═════ Okuma Parçası ═════
ASIL İNFİAL, ASIL ÇATLAK 7 NİSAN GECESİ
Bu çatlak büyüyerek devam eder, çatlayan bu testi artık su tutmaz. 7 Nisan'da siyasi partiler aday listelerini YSK'ya sunacaklar, zaten 70 küsur milletvekili 3 dönem kuralı yüzünden aday olamıyor, bunun yanında bana göre 150 milletvekili de tasfiye edilecek,dolayısıyla asıl infial, asıl çatlak 7 Nisan akşamından sonra görülecek ve bu çatlak giderek büyüyecek, seçimden sonra da durmayacak. Ben seçimden hemen sonra bir erken seçim bekliyorum, AK Parti büyük kongresinde de önemli bir değişiklik olacağı kanısındayım.
Siz AK Parti'nin kurucularından birisiniz, hem Abdullah Gül hem de Erdoğan'la çok yakın çalıştınız, sizce Abdullah Gül neden bu seçim döneminde AK Parti'de olmayı istemedi?
AK PARTİ'NİN HAFIZASI SİLİNİYOR
Sayın Bülent Arınç ve Abdullah Gül, AK Parti'de "kardeşlik hukuku var" diyorlar. Kardeşlik hukukunda biliyorsunuz, eşitlik, birbirine saygı ve sevgi vardır. Fakat Abdullah Gül'ün Cumhurbaşkanlığının son zamanlarında, ona karşı havuz medyasının hakarete varan atakları, bir şekilde Abdullah Gül'ün "partime döneceğim" demesine rağmen böyle bir davetin o sırada yapılmaması aslında kardeşlik hukukunun ortadan kalktığını gösteriyor. Şiddetli bir rekabetin olduğu ve bu rekabet neticesinde de Erdoğan'ın galip geldiğini gösteriyor. AK Parti'nin hafızası siliniyor, beyni yıkanıyor. Bu seçim itibariyle artık AK Parti'nin kuruluş döneminde olan hiç kimse kalmıyor, hepsi parlamento dışı oluyor. Dolayısıyla o tarhi bağ, o hareket noktasındaki kuralalrı bilenler olmuyor, yeni bir AK Parti yaratılmak isteniyor.
ABDULLAH GÜL'ÜN GENEL BAŞKAN OLABİLİR
Abdullah Gül sonradan davet edildi ve gelmedi, bence doğru bir hareket yaptı. Çünkü çağrı samimi değildi, burada amaç Abdullah Gül'ü toplum karşısında biraz daha törpüleyebilmekti. Abdullah Gül'ün bir parti kuracağına inanmıyorum ama seçimden sonra yapılacak olan büyük kongrede büyük ihtimalle kendi ekibiyle beraber aday olacağı ve kazanma ihtimalinin de çok olacağı kanısındayım. Belki o zaman sistem rayına oturmaya başlayacaktır. Abdullah Gül büyük kongrede Genel Başkan seçildiği taktirde Cumhurbaşkanına biat etmeyecektir ve iki başlılık ortadan kalkacaktır.
═════ Veri Alıntıları ═════
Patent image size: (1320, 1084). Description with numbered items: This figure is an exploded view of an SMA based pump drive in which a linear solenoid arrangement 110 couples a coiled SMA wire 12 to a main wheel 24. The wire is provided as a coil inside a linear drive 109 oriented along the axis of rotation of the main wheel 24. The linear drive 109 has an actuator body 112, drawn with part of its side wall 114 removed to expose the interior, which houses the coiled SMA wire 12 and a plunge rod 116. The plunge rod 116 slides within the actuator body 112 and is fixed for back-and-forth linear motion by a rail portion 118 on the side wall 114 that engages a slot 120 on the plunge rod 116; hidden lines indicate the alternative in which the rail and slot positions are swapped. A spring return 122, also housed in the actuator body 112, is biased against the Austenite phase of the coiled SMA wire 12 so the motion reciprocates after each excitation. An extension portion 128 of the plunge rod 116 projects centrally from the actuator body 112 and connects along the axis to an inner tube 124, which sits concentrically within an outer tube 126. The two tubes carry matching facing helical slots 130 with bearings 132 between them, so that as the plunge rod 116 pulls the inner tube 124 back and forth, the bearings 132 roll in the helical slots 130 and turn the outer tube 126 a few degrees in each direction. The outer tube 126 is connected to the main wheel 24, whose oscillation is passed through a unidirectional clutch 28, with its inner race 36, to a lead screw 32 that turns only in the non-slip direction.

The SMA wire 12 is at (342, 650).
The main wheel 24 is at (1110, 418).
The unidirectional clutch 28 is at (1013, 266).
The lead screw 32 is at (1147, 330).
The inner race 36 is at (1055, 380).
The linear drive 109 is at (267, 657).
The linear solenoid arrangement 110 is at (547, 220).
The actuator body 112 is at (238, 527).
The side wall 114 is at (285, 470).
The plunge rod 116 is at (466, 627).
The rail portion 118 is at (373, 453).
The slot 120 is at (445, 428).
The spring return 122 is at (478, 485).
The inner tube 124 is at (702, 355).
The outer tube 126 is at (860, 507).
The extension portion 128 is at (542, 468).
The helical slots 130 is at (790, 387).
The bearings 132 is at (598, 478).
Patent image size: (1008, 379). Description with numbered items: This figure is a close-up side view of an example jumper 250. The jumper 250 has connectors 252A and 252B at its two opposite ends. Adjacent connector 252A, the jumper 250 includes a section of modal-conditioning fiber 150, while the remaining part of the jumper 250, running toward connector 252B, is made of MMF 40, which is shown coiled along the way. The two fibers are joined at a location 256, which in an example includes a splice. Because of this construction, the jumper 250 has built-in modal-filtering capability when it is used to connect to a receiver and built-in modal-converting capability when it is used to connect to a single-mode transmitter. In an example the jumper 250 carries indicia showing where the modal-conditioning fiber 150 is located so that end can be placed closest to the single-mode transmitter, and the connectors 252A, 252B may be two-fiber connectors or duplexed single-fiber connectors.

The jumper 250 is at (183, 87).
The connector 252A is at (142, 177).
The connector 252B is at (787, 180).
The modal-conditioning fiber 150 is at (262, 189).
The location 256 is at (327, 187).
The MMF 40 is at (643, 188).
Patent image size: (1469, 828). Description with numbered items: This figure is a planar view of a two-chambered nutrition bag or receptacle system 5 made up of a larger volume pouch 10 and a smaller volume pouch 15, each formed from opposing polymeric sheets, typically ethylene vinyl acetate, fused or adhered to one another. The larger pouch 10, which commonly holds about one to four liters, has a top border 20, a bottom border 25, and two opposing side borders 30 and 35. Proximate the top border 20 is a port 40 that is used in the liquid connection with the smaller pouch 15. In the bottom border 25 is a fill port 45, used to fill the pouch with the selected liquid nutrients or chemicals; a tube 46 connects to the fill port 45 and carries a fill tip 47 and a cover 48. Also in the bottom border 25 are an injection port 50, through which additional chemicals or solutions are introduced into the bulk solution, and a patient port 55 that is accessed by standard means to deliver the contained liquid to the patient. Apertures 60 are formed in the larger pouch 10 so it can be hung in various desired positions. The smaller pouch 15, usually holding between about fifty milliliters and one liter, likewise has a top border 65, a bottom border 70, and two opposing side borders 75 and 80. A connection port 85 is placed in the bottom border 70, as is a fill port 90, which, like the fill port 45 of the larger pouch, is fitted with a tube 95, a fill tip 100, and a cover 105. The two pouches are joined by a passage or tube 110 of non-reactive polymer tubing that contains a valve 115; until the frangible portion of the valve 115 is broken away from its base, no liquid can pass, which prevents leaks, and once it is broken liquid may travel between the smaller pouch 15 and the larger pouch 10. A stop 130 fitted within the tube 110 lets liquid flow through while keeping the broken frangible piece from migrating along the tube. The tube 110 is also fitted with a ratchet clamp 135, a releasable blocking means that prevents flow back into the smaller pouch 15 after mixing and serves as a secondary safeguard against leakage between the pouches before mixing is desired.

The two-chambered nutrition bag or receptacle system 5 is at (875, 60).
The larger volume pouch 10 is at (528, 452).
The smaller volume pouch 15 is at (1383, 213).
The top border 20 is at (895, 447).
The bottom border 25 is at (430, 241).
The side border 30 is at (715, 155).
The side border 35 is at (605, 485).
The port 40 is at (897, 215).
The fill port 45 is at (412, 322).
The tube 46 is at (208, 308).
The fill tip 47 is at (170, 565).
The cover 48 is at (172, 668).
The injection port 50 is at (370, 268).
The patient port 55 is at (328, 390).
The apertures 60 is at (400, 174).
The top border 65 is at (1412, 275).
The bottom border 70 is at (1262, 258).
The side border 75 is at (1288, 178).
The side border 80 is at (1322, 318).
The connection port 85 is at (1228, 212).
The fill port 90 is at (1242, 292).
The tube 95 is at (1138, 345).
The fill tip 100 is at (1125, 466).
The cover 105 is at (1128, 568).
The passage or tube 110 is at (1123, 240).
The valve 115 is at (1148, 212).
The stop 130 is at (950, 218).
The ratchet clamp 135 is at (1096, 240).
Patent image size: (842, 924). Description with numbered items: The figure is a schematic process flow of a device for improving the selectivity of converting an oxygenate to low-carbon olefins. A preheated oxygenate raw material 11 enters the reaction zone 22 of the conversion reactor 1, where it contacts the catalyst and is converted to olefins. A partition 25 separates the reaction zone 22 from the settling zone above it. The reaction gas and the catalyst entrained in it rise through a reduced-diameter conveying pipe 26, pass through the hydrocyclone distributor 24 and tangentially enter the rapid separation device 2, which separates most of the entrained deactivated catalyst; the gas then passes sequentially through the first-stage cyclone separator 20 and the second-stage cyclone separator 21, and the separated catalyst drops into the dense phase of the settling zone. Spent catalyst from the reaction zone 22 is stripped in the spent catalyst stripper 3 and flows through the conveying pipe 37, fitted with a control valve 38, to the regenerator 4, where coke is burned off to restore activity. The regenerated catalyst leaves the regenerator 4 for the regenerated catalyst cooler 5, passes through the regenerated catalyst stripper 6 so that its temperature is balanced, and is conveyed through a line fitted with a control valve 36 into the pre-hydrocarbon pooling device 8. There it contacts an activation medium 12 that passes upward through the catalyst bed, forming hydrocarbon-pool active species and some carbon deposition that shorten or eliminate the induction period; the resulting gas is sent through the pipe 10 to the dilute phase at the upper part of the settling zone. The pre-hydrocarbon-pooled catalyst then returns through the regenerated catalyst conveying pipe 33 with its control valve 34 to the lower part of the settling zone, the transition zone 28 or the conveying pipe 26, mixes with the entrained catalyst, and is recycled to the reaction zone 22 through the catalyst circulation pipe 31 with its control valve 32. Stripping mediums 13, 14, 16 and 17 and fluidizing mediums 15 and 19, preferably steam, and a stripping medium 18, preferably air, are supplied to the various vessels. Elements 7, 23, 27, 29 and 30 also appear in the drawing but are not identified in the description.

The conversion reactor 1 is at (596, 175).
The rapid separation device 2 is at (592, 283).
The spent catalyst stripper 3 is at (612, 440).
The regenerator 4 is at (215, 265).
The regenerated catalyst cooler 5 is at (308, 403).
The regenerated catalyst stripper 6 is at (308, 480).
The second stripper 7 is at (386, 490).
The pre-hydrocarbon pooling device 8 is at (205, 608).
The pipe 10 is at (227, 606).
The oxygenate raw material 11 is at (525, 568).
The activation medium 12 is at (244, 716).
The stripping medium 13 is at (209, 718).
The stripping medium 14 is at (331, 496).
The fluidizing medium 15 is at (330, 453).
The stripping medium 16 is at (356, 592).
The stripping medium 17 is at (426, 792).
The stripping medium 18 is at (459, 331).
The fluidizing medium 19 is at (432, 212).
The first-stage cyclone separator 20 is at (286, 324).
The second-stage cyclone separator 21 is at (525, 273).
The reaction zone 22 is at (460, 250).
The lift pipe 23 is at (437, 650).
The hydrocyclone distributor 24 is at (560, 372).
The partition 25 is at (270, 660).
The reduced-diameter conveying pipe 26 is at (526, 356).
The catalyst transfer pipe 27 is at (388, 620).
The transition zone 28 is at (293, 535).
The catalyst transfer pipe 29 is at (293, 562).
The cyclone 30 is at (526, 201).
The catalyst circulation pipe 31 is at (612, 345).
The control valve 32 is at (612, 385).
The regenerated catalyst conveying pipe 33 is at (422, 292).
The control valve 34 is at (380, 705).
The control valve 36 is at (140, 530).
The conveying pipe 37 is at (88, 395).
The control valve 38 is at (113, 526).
═════
• Yapılacak İş: AK Parti hakkındaki okuma parçasında "AK PARTİ'NİN HAFIZASI" ile başlayıp "Parti yaratılmak isteniyor." ile biten bölümü hiçbir değişiklik yapmadan tekrar aktarın. Bu satırlar başka bir kaynaktan alınmıştır.

• Görev Yanıtı:
AK PARTİ'NİN HAFIZASI SİLİNİYOR
Sayın Bülent Arınç ve Abdullah Gül, AK Parti'de "kardeşlik hukuku var" diyorlar. Kardeşlik hukukunda biliyorsunuz, eşitlik, birbirine saygı ve sevgi vardır. Fakat Abdullah Gül'ün Cumhurbaşkanlığının son zamanlarında, ona karşı havuz medyasının hakarete varan atakları, bir şekilde Abdullah Gül'ün "partime döneceğim" demesine rağmen böyle bir davetin o sırada yapılmaması aslında kardeşlik hukukunun ortadan kalktığını gösteriyor. Şiddetli bir rekabetin olduğu ve bu rekabet neticesinde de Erdoğan'ın galip geldiğini gösteriyor. AK Parti'nin hafızası siliniyor, beyni yıkanıyor. Bu seçim itibariyle artık AK Parti'nin kuruluş döneminde olan hiç kimse kalmıyor, hepsi parlamento dışı oluyor. Dolayısıyla o tarhi bağ, o hareket noktasındaki kuralalrı bilenler olmuyor, yeni bir AK Parti yaratılmak isteniyor.